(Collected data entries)
● ● ● ●

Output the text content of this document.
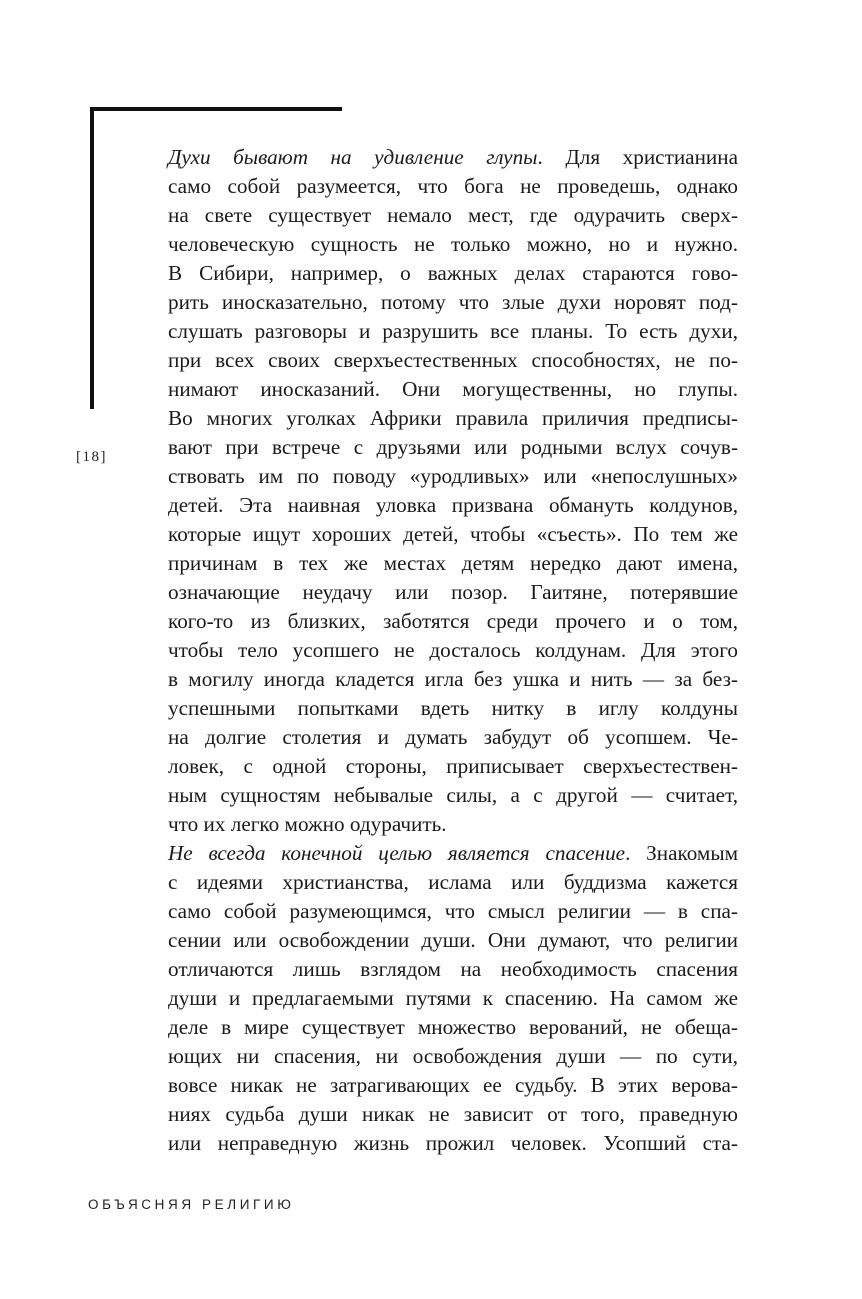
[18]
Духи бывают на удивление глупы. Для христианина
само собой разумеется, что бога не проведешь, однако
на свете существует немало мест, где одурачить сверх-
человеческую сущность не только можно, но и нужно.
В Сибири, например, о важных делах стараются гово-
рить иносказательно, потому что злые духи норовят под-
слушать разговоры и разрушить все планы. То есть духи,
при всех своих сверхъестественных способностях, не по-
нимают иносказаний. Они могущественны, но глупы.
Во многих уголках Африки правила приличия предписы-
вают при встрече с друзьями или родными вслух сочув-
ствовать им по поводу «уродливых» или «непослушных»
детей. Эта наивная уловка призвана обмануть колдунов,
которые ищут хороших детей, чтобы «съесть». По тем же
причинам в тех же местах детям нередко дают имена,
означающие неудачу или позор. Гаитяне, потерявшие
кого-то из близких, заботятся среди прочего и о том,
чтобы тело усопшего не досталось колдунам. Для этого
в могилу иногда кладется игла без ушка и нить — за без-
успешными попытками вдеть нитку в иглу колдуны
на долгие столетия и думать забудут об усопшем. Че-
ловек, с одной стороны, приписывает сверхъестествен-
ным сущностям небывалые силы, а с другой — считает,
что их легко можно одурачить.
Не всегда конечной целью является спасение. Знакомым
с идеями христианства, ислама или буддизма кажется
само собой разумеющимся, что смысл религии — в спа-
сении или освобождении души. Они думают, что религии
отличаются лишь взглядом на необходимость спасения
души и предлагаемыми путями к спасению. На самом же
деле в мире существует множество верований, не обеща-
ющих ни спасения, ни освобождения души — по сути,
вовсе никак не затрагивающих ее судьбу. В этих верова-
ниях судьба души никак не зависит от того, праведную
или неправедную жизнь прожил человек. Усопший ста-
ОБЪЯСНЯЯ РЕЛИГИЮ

● ● ● ●

=== WHAT YOU NEED TO DO ===
Repeat the records word for word. Any picture in them should be left out.

=== WORKED SOLUTION ===
Output the text content of this document.
[18]
Духи бывают на удивление глупы. Для христианина
само собой разумеется, что бога не проведешь, однако
на свете существует немало мест, где одурачить сверх-
человеческую сущность не только можно, но и нужно.
В Сибири, например, о важных делах стараются гово-
рить иносказательно, потому что злые духи норовят под-
слушать разговоры и разрушить все планы. То есть духи,
при всех своих сверхъестественных способностях, не по-
нимают иносказаний. Они могущественны, но глупы.
Во многих уголках Африки правила приличия предписы-
вают при встрече с друзьями или родными вслух сочув-
ствовать им по поводу «уродливых» или «непослушных»
детей. Эта наивная уловка призвана обмануть колдунов,
которые ищут хороших детей, чтобы «съесть». По тем же
причинам в тех же местах детям нередко дают имена,
означающие неудачу или позор. Гаитяне, потерявшие
кого-то из близких, заботятся среди прочего и о том,
чтобы тело усопшего не досталось колдунам. Для этого
в могилу иногда кладется игла без ушка и нить — за без-
успешными попытками вдеть нитку в иглу колдуны
на долгие столетия и думать забудут об усопшем. Че-
ловек, с одной стороны, приписывает сверхъестествен-
ным сущностям небывалые силы, а с другой — считает,
что их легко можно одурачить.
Не всегда конечной целью является спасение. Знакомым
с идеями христианства, ислама или буддизма кажется
само собой разумеющимся, что смысл религии — в спа-
сении или освобождении души. Они думают, что религии
отличаются лишь взглядом на необходимость спасения
души и предлагаемыми путями к спасению. На самом же
деле в мире существует множество верований, не обеща-
ющих ни спасения, ни освобождения души — по сути,
вовсе никак не затрагивающих ее судьбу. В этих верова-
ниях судьба души никак не зависит от того, праведную
или неправедную жизнь прожил человек. Усопший ста-
ОБЪЯСНЯЯ РЕЛИГИЮ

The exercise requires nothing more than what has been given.